Given entries:
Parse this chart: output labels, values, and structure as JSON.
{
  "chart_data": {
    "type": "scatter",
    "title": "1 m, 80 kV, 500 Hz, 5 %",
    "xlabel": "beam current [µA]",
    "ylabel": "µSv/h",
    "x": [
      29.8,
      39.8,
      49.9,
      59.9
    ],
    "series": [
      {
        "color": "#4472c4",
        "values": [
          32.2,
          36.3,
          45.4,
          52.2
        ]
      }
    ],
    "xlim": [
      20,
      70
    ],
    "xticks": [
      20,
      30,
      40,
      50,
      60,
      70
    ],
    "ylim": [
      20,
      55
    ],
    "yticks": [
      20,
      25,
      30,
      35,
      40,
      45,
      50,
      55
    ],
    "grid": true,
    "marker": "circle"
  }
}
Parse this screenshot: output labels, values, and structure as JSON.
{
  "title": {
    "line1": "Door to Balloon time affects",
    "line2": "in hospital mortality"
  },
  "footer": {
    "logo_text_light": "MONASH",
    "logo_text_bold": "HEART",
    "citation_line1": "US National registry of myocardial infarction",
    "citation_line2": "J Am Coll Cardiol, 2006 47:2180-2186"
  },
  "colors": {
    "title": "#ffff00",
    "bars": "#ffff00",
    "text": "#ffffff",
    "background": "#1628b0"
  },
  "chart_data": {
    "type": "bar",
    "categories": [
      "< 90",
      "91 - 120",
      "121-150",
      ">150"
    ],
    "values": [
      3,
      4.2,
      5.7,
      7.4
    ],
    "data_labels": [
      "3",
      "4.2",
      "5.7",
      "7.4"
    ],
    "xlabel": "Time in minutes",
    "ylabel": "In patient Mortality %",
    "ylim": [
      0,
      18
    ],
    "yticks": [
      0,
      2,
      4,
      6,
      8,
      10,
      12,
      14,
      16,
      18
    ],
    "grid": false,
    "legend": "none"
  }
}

Problem details: In the records above, how many lines hold the string "this"? Reply with only the number.

Written answer: 2